> [Problem]:
Look for the string "是一条生活的河" in every line, and copy each line that has it.

> [Data to process]:
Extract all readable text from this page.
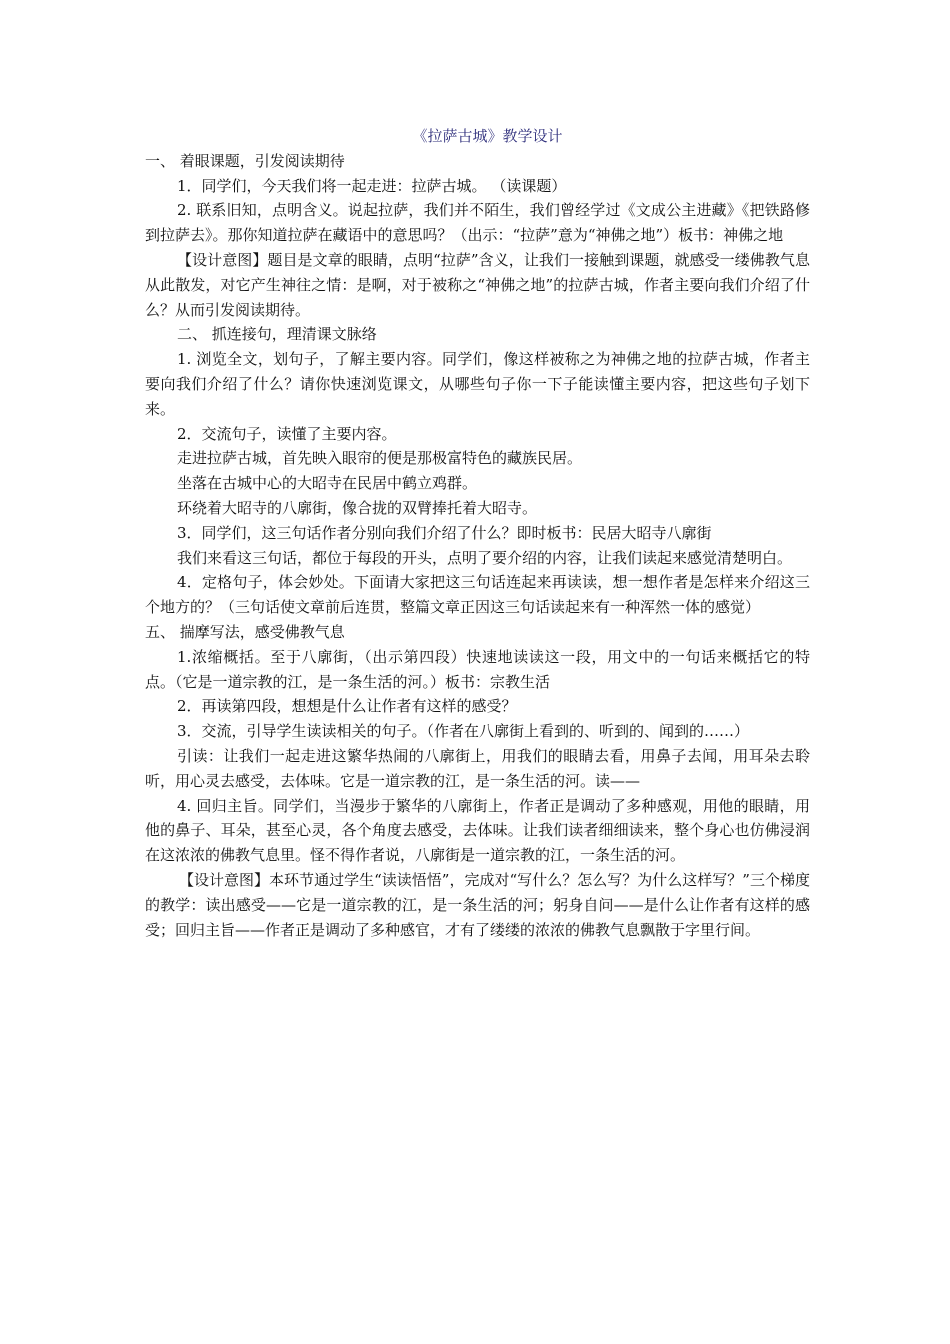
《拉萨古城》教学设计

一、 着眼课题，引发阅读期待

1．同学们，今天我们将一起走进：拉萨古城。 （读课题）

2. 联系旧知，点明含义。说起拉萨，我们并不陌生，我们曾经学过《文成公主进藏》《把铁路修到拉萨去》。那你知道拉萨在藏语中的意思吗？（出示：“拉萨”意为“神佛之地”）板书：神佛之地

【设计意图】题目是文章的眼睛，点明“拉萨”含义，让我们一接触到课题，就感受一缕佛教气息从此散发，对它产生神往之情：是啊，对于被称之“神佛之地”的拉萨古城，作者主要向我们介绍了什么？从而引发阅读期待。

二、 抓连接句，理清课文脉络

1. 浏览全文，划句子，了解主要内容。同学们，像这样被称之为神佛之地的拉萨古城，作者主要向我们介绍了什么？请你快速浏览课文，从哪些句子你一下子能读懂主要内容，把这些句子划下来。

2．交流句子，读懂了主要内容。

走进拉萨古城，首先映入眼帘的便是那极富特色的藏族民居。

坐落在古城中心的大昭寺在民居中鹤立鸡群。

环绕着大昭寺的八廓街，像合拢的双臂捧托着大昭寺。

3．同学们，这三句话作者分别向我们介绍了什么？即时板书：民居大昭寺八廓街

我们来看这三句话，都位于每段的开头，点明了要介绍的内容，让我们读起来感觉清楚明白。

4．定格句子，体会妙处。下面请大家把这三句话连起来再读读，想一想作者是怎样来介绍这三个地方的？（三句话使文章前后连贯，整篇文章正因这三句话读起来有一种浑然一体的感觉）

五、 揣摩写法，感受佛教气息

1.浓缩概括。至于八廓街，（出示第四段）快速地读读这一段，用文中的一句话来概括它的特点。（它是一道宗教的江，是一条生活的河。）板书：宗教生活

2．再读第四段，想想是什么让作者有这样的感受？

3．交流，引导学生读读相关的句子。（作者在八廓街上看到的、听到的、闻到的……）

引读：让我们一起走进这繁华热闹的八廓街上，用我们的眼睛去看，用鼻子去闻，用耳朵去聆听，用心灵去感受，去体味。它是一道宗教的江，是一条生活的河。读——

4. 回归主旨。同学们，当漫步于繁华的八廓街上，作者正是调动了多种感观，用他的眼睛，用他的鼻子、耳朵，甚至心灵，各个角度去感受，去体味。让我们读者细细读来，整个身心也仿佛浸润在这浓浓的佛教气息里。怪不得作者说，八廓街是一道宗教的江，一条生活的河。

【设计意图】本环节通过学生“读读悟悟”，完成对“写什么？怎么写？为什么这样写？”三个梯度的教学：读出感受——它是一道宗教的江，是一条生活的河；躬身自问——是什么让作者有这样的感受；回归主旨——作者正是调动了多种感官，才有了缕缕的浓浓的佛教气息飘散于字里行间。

> [Response to the exercise]:
1.浓缩概括。至于八廓街，（出示第四段）快速地读读这一段，用文中的一句话来概括它的特点。（它是一道宗教的江，是一条生活的河。）板书：宗教生活
引读：让我们一起走进这繁华热闹的八廓街上，用我们的眼睛去看，用鼻子去闻，用耳朵去聆听，用心灵去感受，去体味。它是一道宗教的江，是一条生活的河。读——
【设计意图】本环节通过学生“读读悟悟”，完成对“写什么？怎么写？为什么这样写？”三个梯度的教学：读出感受——它是一道宗教的江，是一条生活的河；躬身自问——是什么让作者有这样的感受；回归主旨——作者正是调动了多种感官，才有了缕缕的浓浓的佛教气息飘散于字里行间。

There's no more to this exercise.